(Collected data entries)
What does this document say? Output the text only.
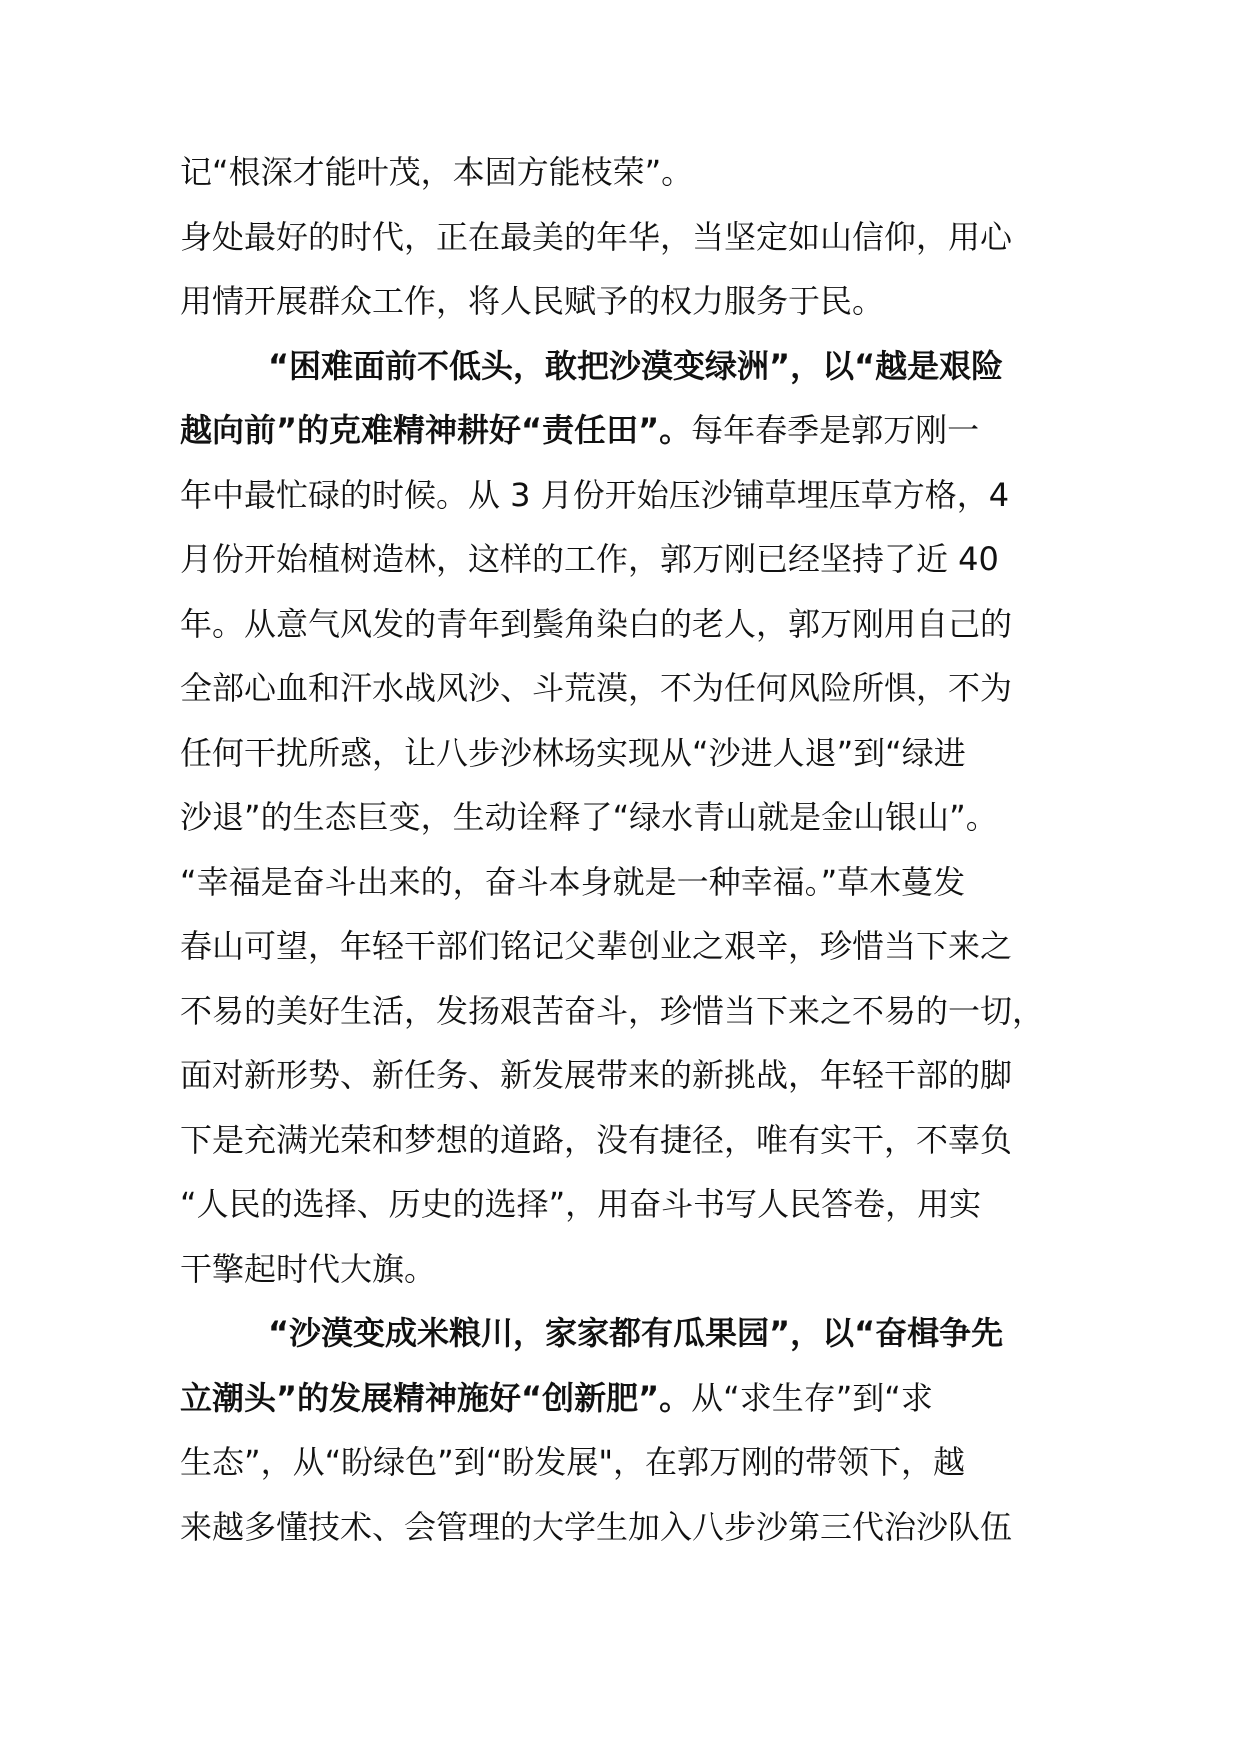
记“根深才能叶茂，本固方能枝荣”。
身处最好的时代，正在最美的年华，当坚定如山信仰，用心
用情开展群众工作，将人民赋予的权力服务于民。
“困难面前不低头，敢把沙漠变绿洲”，以“越是艰险
越向前”的克难精神耕好“责任田”。每年春季是郭万刚一
年中最忙碌的时候。从 3 月份开始压沙铺草埋压草方格，4
月份开始植树造林，这样的工作，郭万刚已经坚持了近 40
年。从意气风发的青年到鬓角染白的老人，郭万刚用自己的
全部心血和汗水战风沙、斗荒漠，不为任何风险所惧，不为
任何干扰所惑，让八步沙林场实现从“沙进人退”到“绿进
沙退”的生态巨变，生动诠释了“绿水青山就是金山银山”。
“幸福是奋斗出来的，奋斗本身就是一种幸福。”草木蔓发
春山可望，年轻干部们铭记父辈创业之艰辛，珍惜当下来之
不易的美好生活，发扬艰苦奋斗，珍惜当下来之不易的一切，
面对新形势、新任务、新发展带来的新挑战，年轻干部的脚
下是充满光荣和梦想的道路，没有捷径，唯有实干，不辜负
“人民的选择、历史的选择”，用奋斗书写人民答卷，用实
干擎起时代大旗。
“沙漠变成米粮川，家家都有瓜果园”，以“奋楫争先
立潮头”的发展精神施好“创新肥”。从“求生存”到“求
生态”，从“盼绿色”到“盼发展"，在郭万刚的带领下，越
来越多懂技术、会管理的大学生加入八步沙第三代治沙队伍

- Exercise directions:
Transcribe all the records above word for word, without their images.

- Result for this exercise:
What does this document say? Output the text only.
记“根深才能叶茂，本固方能枝荣”。
身处最好的时代，正在最美的年华，当坚定如山信仰，用心
用情开展群众工作，将人民赋予的权力服务于民。
“困难面前不低头，敢把沙漠变绿洲”，以“越是艰险
越向前”的克难精神耕好“责任田”。每年春季是郭万刚一
年中最忙碌的时候。从 3 月份开始压沙铺草埋压草方格，4
月份开始植树造林，这样的工作，郭万刚已经坚持了近 40
年。从意气风发的青年到鬓角染白的老人，郭万刚用自己的
全部心血和汗水战风沙、斗荒漠，不为任何风险所惧，不为
任何干扰所惑，让八步沙林场实现从“沙进人退”到“绿进
沙退”的生态巨变，生动诠释了“绿水青山就是金山银山”。
“幸福是奋斗出来的，奋斗本身就是一种幸福。”草木蔓发
春山可望，年轻干部们铭记父辈创业之艰辛，珍惜当下来之
不易的美好生活，发扬艰苦奋斗，珍惜当下来之不易的一切，
面对新形势、新任务、新发展带来的新挑战，年轻干部的脚
下是充满光荣和梦想的道路，没有捷径，唯有实干，不辜负
“人民的选择、历史的选择”，用奋斗书写人民答卷，用实
干擎起时代大旗。
“沙漠变成米粮川，家家都有瓜果园”，以“奋楫争先
立潮头”的发展精神施好“创新肥”。从“求生存”到“求
生态”，从“盼绿色”到“盼发展"，在郭万刚的带领下，越
来越多懂技术、会管理的大学生加入八步沙第三代治沙队伍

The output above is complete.